- EXERCISE DETAILS: State how many lines in the rows below contain the string "topbar". Give only the number.

- Image region annotations:
★ ★ ★ ★ ★ ★ ★

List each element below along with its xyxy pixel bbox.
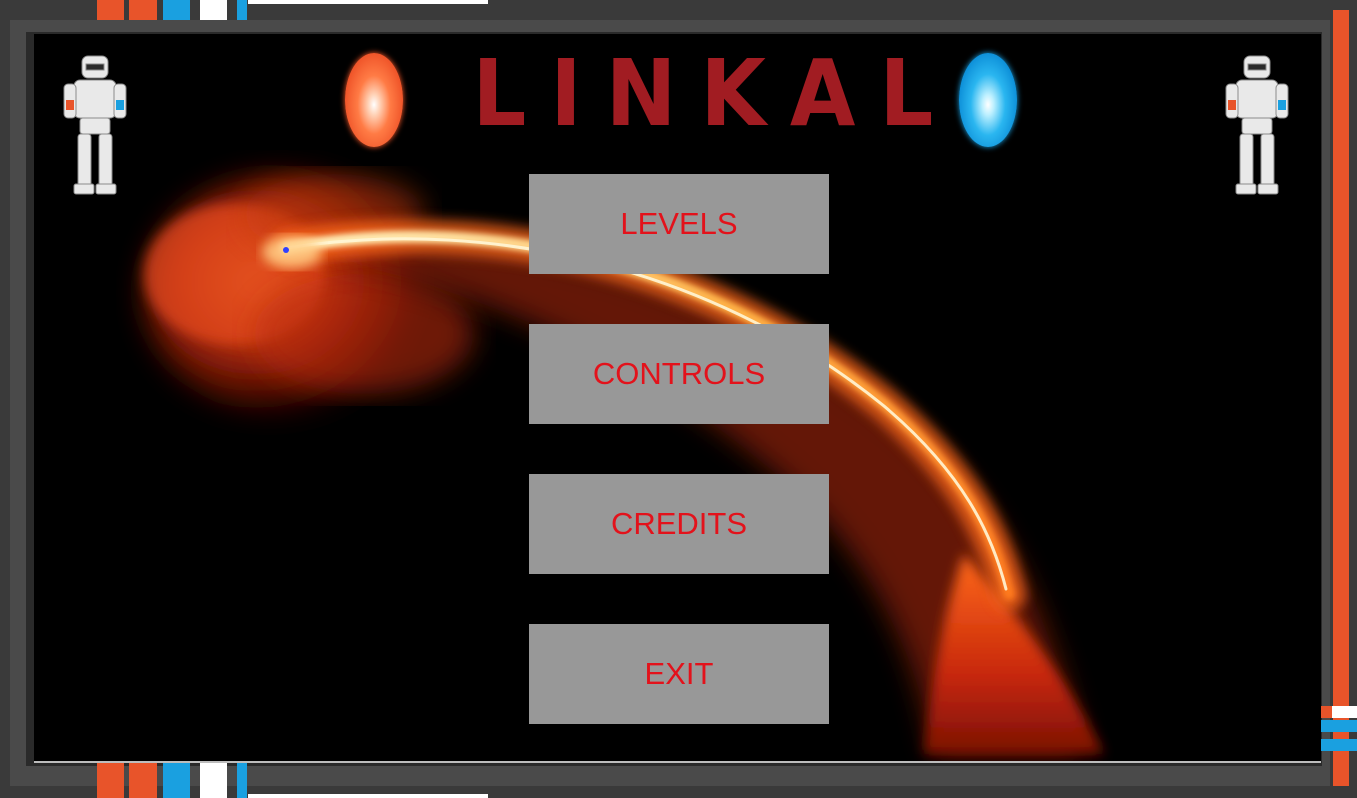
- controls-button[interactable]: CONTROLS: [529, 324, 829, 424]
- game-title: LINKAL: [472, 40, 958, 147]
- orange-portal-icon: [345, 53, 403, 147]
- frame-bottom-bar: [248, 794, 488, 798]
- frame-stripe-right-white: [1332, 706, 1357, 718]
- game-screen: LINKAL LEVELS CONTROLS CREDITS EXIT: [34, 34, 1321, 763]
- frame-top-bar: [248, 0, 488, 4]
- frame-stripe-right-blue-2: [1320, 739, 1357, 751]
- robot-character-icon: [63, 55, 127, 195]
- frame-right-bar: [1333, 10, 1349, 786]
- blue-portal-icon: [959, 53, 1017, 147]
- frame-stripe-bottom-orange-2: [129, 762, 157, 798]
- frame-stripe-right-orange: [1320, 706, 1332, 718]
- frame-stripe-bottom-white: [200, 762, 227, 798]
- credits-button[interactable]: CREDITS: [529, 474, 829, 574]
- frame-stripe-bottom-blue-2: [237, 762, 247, 798]
- frame-stripe-bottom-blue-1: [163, 762, 190, 798]
- frame-stripe-bottom-orange-1: [97, 762, 124, 798]
- levels-button[interactable]: LEVELS: [529, 174, 829, 274]
- exit-button[interactable]: EXIT: [529, 624, 829, 724]
- frame-stripe-right-blue-1: [1320, 720, 1357, 732]
- robot-character-icon: [1225, 55, 1289, 195]
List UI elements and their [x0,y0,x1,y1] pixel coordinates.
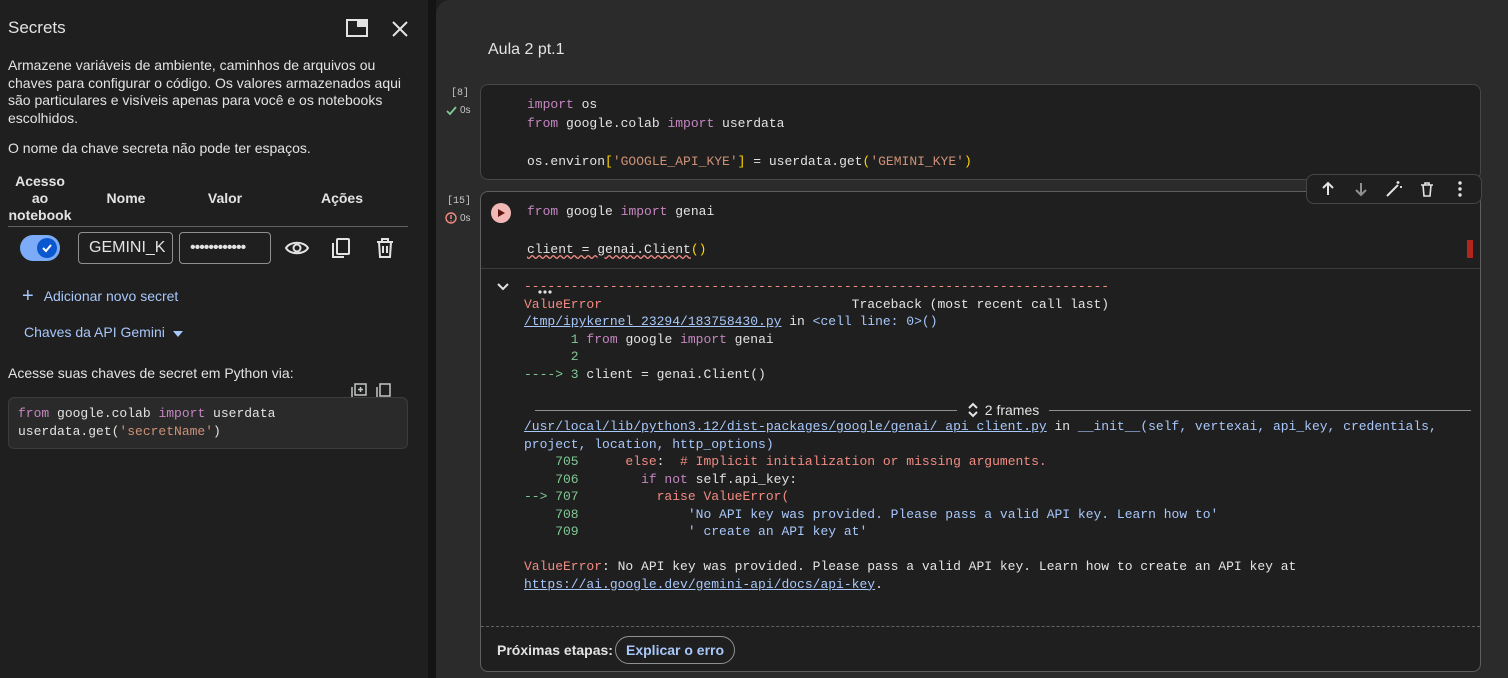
frames-line-right [1049,409,1471,411]
caret-down-icon [172,324,183,340]
open-in-tab-icon[interactable] [346,19,368,37]
next-steps-label: Próximas etapas: [497,642,613,658]
explain-error-button[interactable]: Explicar o erro [615,636,736,664]
execution-count: [15] [447,196,472,207]
collapsed-frames[interactable]: 2 frames [535,400,1471,420]
frames-line-left [535,409,957,411]
close-icon[interactable] [389,18,411,40]
delete-icon[interactable] [373,236,397,260]
error-marker [1467,240,1473,258]
execution-status: 0s [446,105,471,116]
copy-icon[interactable] [329,236,353,260]
move-up-icon[interactable] [1318,179,1338,199]
cell-toolbar [1306,174,1482,204]
notebook-section-title: Aula 2 pt.1 [488,41,565,58]
traceback-link[interactable]: /usr/local/lib/python3.12/dist-packages/… [524,419,1047,434]
add-secret-label: Adicionar novo secret [43,288,179,304]
cell-output: ----------------------------------------… [524,279,1437,592]
gemini-keys-label: Chaves da API Gemini [24,324,165,340]
code-cell[interactable]: import os from google.colab import userda… [480,84,1481,180]
move-down-icon[interactable] [1351,179,1371,199]
chevron-down-icon[interactable] [495,278,511,294]
secret-name-rule: O nome da chave secreta não pode ter esp… [8,140,311,156]
column-header-access: Acesso ao notebook [8,173,72,223]
panel-description: Armazene variáveis de ambiente, caminhos… [8,57,401,126]
cell-code[interactable]: from google import genai client = genai.… [527,202,714,259]
frames-label: 2 frames [957,401,1049,419]
edit-wand-icon[interactable] [1384,179,1404,199]
api-key-docs-link[interactable]: https://ai.google.dev/gemini-api/docs/ap… [524,577,875,592]
output-divider [481,268,1480,269]
execution-time: 0s [460,105,471,116]
plus-icon: + [22,285,34,307]
column-header-value: Valor [207,190,243,206]
next-steps-divider [481,626,1480,627]
delete-cell-icon[interactable] [1417,179,1437,199]
traceback-link[interactable]: /tmp/ipykernel_23294/183758430.py [524,314,781,329]
column-header-name: Nome [106,190,146,206]
column-header-actions: Ações [320,190,364,206]
panel-title: Secrets [8,18,66,37]
play-icon [498,209,505,217]
execution-time: 0s [460,212,471,224]
notebook-access-toggle[interactable] [20,235,60,261]
more-options-icon[interactable] [1450,179,1470,199]
success-check-icon [446,106,457,116]
run-cell-button[interactable] [491,203,511,223]
expand-icon [968,402,978,418]
error-icon [445,212,457,224]
eye-icon[interactable] [284,236,310,260]
gemini-keys-dropdown[interactable]: Chaves da API Gemini [24,324,183,340]
execution-status: 0s [445,212,471,224]
access-instructions: Acesse suas chaves de secret em Python v… [8,365,294,381]
code-snippet: from google.colab import userdata userdat… [8,397,408,449]
secret-name-input[interactable]: GEMINI_K [78,232,173,264]
cell-code[interactable]: import os from google.colab import userda… [527,95,972,171]
notebook-area: Aula 2 pt.1 [8] 0s import os from google.… [436,0,1508,678]
table-header-divider [8,226,408,227]
check-icon [37,238,57,258]
panel-gutter [428,0,436,678]
add-secret-button[interactable]: + Adicionar novo secret [22,285,179,307]
secret-value-input[interactable]: •••••••••••• [179,232,271,264]
execution-count: [8] [451,88,470,99]
secrets-panel: Secrets Armazene variáveis de ambiente, … [0,0,428,678]
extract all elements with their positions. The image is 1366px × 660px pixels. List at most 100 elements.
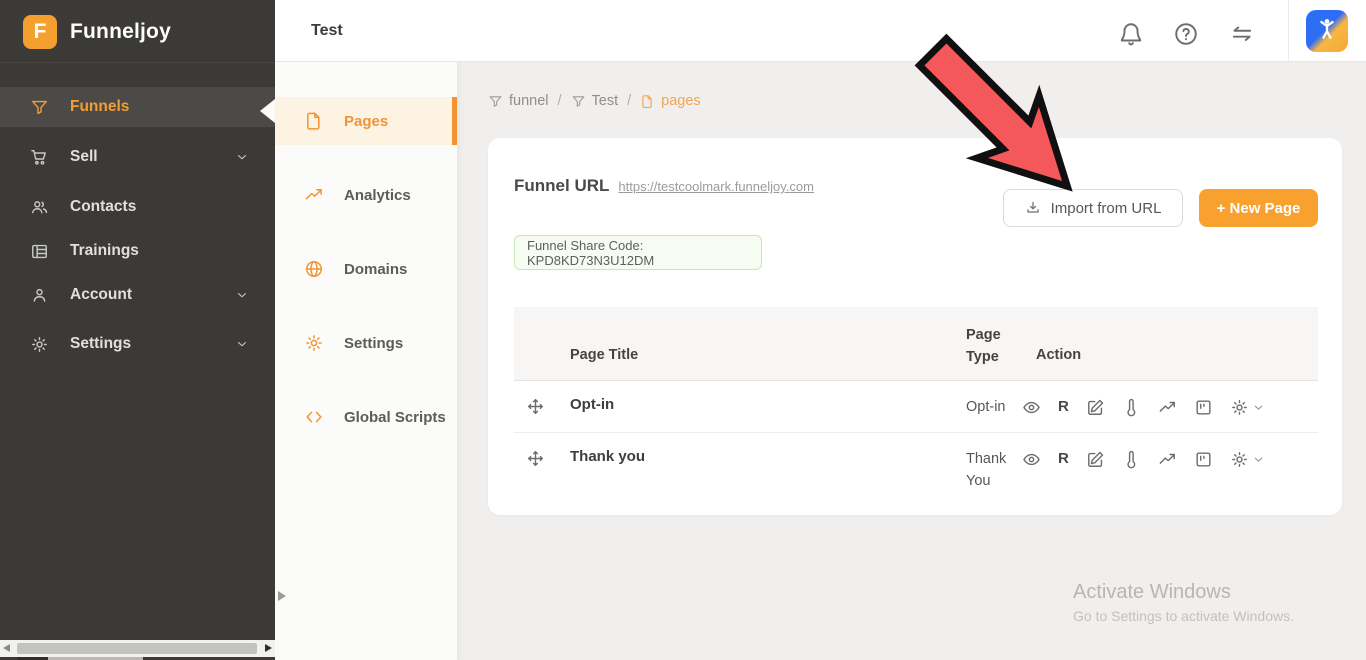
subsidebar-item-label: Global Scripts bbox=[344, 408, 446, 426]
subsidebar-item-settings[interactable]: Settings bbox=[275, 319, 457, 367]
gear-icon bbox=[30, 335, 49, 354]
sidebar-item-label: Trainings bbox=[70, 242, 139, 259]
import-button-label: Import from URL bbox=[1050, 199, 1162, 217]
row-settings-dropdown[interactable] bbox=[1230, 398, 1265, 417]
expand-arrow-icon[interactable] bbox=[278, 591, 286, 601]
sidebar-item-settings[interactable]: Settings bbox=[0, 324, 275, 364]
column-header-page-type: Page Type bbox=[966, 327, 1001, 365]
breadcrumb-label: pages bbox=[661, 93, 701, 109]
chevron-down-icon bbox=[235, 337, 249, 351]
funnel-url-link[interactable]: https://testcoolmark.funneljoy.com bbox=[618, 179, 814, 194]
funnel-icon bbox=[488, 94, 503, 109]
edit-icon[interactable] bbox=[1086, 398, 1105, 417]
trainings-icon bbox=[30, 242, 49, 261]
subsidebar-item-global-scripts[interactable]: Global Scripts bbox=[275, 393, 457, 441]
sidebar-item-label: Settings bbox=[70, 335, 132, 352]
sidebar-horizontal-scrollbar[interactable] bbox=[0, 640, 275, 657]
row-settings-dropdown[interactable] bbox=[1230, 450, 1265, 469]
subsidebar-item-label: Domains bbox=[344, 260, 408, 278]
breadcrumb-separator: / bbox=[627, 93, 632, 109]
secondary-sidebar: Pages Analytics Domains Settings Global … bbox=[275, 62, 457, 660]
eye-icon[interactable] bbox=[1022, 450, 1041, 469]
sidebar-item-account[interactable]: Account bbox=[0, 275, 275, 315]
sidebar-item-trainings[interactable]: Trainings bbox=[0, 231, 275, 271]
download-icon bbox=[1025, 200, 1041, 216]
sidebar-item-label: Account bbox=[70, 286, 132, 303]
help-icon[interactable] bbox=[1173, 21, 1199, 47]
breadcrumb-pages[interactable]: pages bbox=[640, 93, 701, 109]
sidebar-item-contacts[interactable]: Contacts bbox=[0, 187, 275, 227]
breadcrumb-label: Test bbox=[591, 93, 619, 109]
sidebar-item-label: Contacts bbox=[70, 198, 137, 215]
chevron-down-icon bbox=[235, 288, 249, 302]
swap-arrows-icon[interactable] bbox=[1229, 21, 1255, 47]
funnel-icon bbox=[571, 94, 586, 109]
breadcrumb-funnel[interactable]: funnel bbox=[488, 93, 549, 109]
bell-icon[interactable] bbox=[1118, 21, 1144, 47]
logo-icon: F bbox=[23, 15, 57, 49]
contacts-icon bbox=[30, 198, 49, 217]
r-badge[interactable]: R bbox=[1058, 398, 1069, 417]
page-title: Test bbox=[311, 22, 343, 39]
breadcrumb-separator: / bbox=[557, 93, 562, 109]
kanban-icon[interactable] bbox=[1194, 398, 1213, 417]
kanban-icon[interactable] bbox=[1194, 450, 1213, 469]
logo[interactable]: F Funneljoy bbox=[0, 0, 275, 49]
subsidebar-item-pages[interactable]: Pages bbox=[275, 97, 457, 145]
code-icon bbox=[304, 407, 324, 427]
topbar-divider bbox=[1288, 0, 1289, 61]
sidebar-item-label: Funnels bbox=[70, 98, 130, 115]
chevron-down-icon bbox=[235, 150, 249, 164]
globe-icon bbox=[304, 259, 324, 279]
eye-icon[interactable] bbox=[1022, 398, 1041, 417]
sidebar-item-label: Sell bbox=[70, 148, 98, 165]
app-screen: F Funneljoy Funnels Sell Contacts Traini… bbox=[0, 0, 1366, 660]
page-type-cell: Thank You bbox=[966, 451, 1007, 489]
gear-icon bbox=[1230, 398, 1249, 417]
trend-icon bbox=[304, 185, 324, 205]
funnel-share-code-badge: Funnel Share Code: KPD8KD73N3U12DM bbox=[514, 235, 762, 270]
main-content: funnel / Test / pages Funnel URL https:/… bbox=[457, 62, 1366, 660]
drag-handle-icon[interactable] bbox=[526, 449, 545, 468]
column-header-action: Action bbox=[1036, 347, 1082, 363]
sidebar-item-sell[interactable]: Sell bbox=[0, 137, 275, 177]
table-header: Page Title Page Type Action bbox=[514, 307, 1318, 381]
page-type-cell: Opt-in bbox=[966, 399, 1006, 415]
chevron-down-icon bbox=[1252, 401, 1265, 414]
import-from-url-button[interactable]: Import from URL bbox=[1003, 189, 1183, 227]
sidebar-item-funnels[interactable]: Funnels bbox=[0, 87, 275, 127]
browser-extension-avatar[interactable] bbox=[1306, 10, 1348, 52]
app-title: Funneljoy bbox=[70, 20, 171, 43]
drag-handle-icon[interactable] bbox=[526, 397, 545, 416]
stats-icon[interactable] bbox=[1158, 450, 1177, 469]
chevron-down-icon bbox=[1252, 453, 1265, 466]
topbar: Test bbox=[275, 0, 1366, 62]
table-row: Thank you Thank You R bbox=[514, 433, 1318, 510]
watermark-line2: Go to Settings to activate Windows. bbox=[1073, 608, 1294, 624]
cart-icon bbox=[30, 148, 49, 167]
page-title-cell: Thank you bbox=[570, 448, 646, 465]
subsidebar-item-domains[interactable]: Domains bbox=[275, 245, 457, 293]
scroll-left-arrow[interactable] bbox=[3, 644, 10, 652]
thermometer-icon[interactable] bbox=[1122, 450, 1141, 469]
jumping-person-icon bbox=[1320, 19, 1334, 39]
funnel-icon bbox=[30, 98, 49, 117]
sidebar-divider bbox=[0, 62, 275, 63]
stats-icon[interactable] bbox=[1158, 398, 1177, 417]
subsidebar-item-label: Pages bbox=[344, 112, 389, 130]
edit-icon[interactable] bbox=[1086, 450, 1105, 469]
page-title-cell: Opt-in bbox=[570, 396, 615, 413]
thermometer-icon[interactable] bbox=[1122, 398, 1141, 417]
breadcrumb: funnel / Test / pages bbox=[488, 93, 701, 109]
account-icon bbox=[30, 286, 49, 305]
subsidebar-item-label: Settings bbox=[344, 334, 404, 352]
gear-icon bbox=[1230, 450, 1249, 469]
breadcrumb-test[interactable]: Test bbox=[571, 93, 619, 109]
row-actions: R bbox=[1022, 433, 1265, 485]
r-badge[interactable]: R bbox=[1058, 450, 1069, 469]
new-page-button[interactable]: + New Page bbox=[1199, 189, 1318, 227]
scrollbar-thumb[interactable] bbox=[17, 643, 257, 654]
primary-sidebar: F Funneljoy Funnels Sell Contacts Traini… bbox=[0, 0, 275, 660]
subsidebar-item-analytics[interactable]: Analytics bbox=[275, 171, 457, 219]
scroll-right-arrow[interactable] bbox=[265, 644, 272, 652]
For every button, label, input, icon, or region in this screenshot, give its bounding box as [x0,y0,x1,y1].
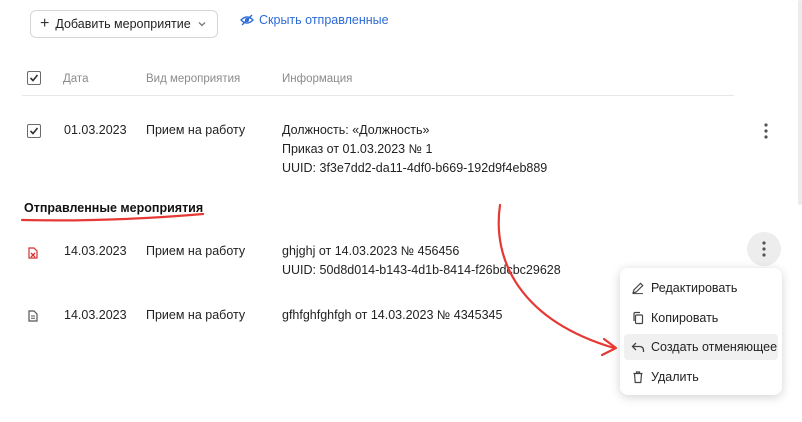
annotation-arrow [497,203,616,350]
annotation-underline [20,212,205,222]
annotation-overlay [20,203,618,357]
scrollbar[interactable] [798,0,802,205]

★ ★ ★ ★ ★ ★ ★

- FULL SOLUTION: 2